TEXTE EXTRAIT —
La « politique des grands travaux » a souvent permis de relancer la croissance économique et l’emploi
dans les pays développés qui traversaient une mauvaise passe conjoncturelle. La raison en est que le
taux de valeur ajoutée dans la production nationale y est très élevé, et les effets d’entraînement très
forts. Un coup de pouce peut fort bien faire redémarrer la machine économique grippée, grâce aux
effets multiplicateurs qu’il engendre. Mais, le raisonnement ne s’applique guère (ou bien peu) à la
situation d’un pays du Tiers Monde.

Par exemple, s’agissant des « grands chantiers » auxquels le Premier Ministre fait référence, ce sont
des sociétés étrangères qui remportent l’essentiel des appels d’offres internationaux associés à leur
réalisation. Les sociétés adjudicatrices importent de leur propre pays une proportion écrasante des
produits, des services et de l’encadrement requis pour la réalisation du projet.

Les fortes retombées bénéfiques des grands chantiers ont donc bien lieu, mais… sur les économies des
pays étrangers qui obtiennent les marchés ! De grandes entreprises s’y épanouissent, et génèrent
chiffres d’affaires impressionnants, profits élevés et emplois nouveaux, aussi bien directs qu’induits…

Mais les retombées des grands chantiers sur l’économie marocaine sont bien modestes, en
comparaison de cela, à cause du peu d’argent qui y est réellement dépensé dans le cadre de ces «
grands chantiers », de la faiblesse du taux de valeur ajoutée dans la production nationale et de la
dilution rapide des effets d’entraînement (ou effets multiplicateurs).

Ainsi, les emplois créés pendant la période de réalisation du projet peuvent être importants (surtout au
niveau de la main d’œuvre temporaire), mais ils se situent à des niveaux marginaux en ce qui concerne
les emplois durables. Quant au transfert de technologie et de know-how associés à ces grands projets,
ils restent généralement bien en-deçà des niveaux escomptés.

DONNÉES FOURNIES —
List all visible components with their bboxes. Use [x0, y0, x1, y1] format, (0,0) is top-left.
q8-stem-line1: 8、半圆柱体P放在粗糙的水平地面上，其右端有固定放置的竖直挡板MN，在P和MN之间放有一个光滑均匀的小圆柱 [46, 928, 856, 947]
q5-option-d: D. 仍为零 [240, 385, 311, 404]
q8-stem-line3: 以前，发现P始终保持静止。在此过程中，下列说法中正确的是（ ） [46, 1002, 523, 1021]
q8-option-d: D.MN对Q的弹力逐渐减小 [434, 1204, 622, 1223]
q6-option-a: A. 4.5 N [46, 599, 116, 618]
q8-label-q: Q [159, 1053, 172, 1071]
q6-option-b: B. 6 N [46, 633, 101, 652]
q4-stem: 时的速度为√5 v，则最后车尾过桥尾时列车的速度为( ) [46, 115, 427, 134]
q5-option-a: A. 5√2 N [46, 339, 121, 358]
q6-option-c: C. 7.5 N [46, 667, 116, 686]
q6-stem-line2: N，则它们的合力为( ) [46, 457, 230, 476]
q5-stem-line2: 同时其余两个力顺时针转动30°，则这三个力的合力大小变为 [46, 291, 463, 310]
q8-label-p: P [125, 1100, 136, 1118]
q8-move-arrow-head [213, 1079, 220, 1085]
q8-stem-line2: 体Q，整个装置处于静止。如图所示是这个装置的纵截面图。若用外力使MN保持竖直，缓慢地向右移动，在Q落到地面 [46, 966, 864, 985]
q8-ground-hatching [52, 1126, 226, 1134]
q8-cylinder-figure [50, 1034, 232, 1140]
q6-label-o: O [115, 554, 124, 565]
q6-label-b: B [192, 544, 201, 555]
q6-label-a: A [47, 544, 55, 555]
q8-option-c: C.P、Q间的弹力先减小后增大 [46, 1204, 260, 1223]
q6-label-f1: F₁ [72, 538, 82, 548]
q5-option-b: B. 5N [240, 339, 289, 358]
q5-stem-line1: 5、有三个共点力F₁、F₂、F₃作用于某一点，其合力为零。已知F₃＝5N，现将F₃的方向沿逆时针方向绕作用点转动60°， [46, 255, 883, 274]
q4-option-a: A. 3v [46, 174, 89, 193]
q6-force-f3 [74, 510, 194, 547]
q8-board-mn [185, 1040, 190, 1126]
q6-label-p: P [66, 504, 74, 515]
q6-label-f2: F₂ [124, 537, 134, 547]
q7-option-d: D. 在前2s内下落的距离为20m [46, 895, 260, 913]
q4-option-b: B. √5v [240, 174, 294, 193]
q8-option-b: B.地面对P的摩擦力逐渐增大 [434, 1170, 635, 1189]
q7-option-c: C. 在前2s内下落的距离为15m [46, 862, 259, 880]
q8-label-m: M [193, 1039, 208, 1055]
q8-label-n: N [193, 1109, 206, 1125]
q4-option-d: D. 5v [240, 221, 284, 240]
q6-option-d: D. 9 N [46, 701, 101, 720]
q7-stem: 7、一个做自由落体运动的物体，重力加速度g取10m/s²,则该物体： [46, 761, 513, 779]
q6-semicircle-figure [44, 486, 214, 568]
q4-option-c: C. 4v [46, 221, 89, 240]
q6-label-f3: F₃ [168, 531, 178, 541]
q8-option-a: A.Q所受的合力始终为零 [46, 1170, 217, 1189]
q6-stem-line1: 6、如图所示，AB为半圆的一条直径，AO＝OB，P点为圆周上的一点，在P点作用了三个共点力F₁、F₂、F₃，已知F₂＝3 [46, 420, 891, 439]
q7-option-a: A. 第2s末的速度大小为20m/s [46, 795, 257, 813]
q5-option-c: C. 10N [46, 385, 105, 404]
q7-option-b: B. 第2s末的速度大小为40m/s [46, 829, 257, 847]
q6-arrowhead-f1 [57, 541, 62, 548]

TRAVAIL À RÉALISER —
**1.** D'après le texte extrait, qui remporte l'essentiel des appels d'offres internationaux liés aux grands chantiers ?
**2.** Énumérez les causes que le texte extrait attribue à la modestie des retombées des grands chantiers sur l'économie marocaine.
**3.** Reproduisez le passage du texte extrait allant de « Par exemple, s’agissant » jusqu'à « réalisation du projet. » inclus, en substituant « entreprises » à « sociétés ».
Appuyez-vous uniquement sur le texte extrait.

RÉPONSES AUX CONSIGNES —
**1.** Des sociétés étrangères.

**2.**
- Le peu d'argent réellement dépensé au Maroc dans le cadre de ces grands chantiers
- La faiblesse du taux de valeur ajoutée dans la production nationale
- La dilution rapide des effets d'entraînement (ou effets multiplicateurs)

**3.**
Par exemple, s’agissant des « grands chantiers » auxquels le Premier Ministre fait référence, ce sont
des entreprises étrangères qui remportent l’essentiel des appels d’offres internationaux associés à leur
réalisation. Les entreprises adjudicatrices importent de leur propre pays une proportion écrasante des
produits, des services et de l’encadrement requis pour la réalisation du projet.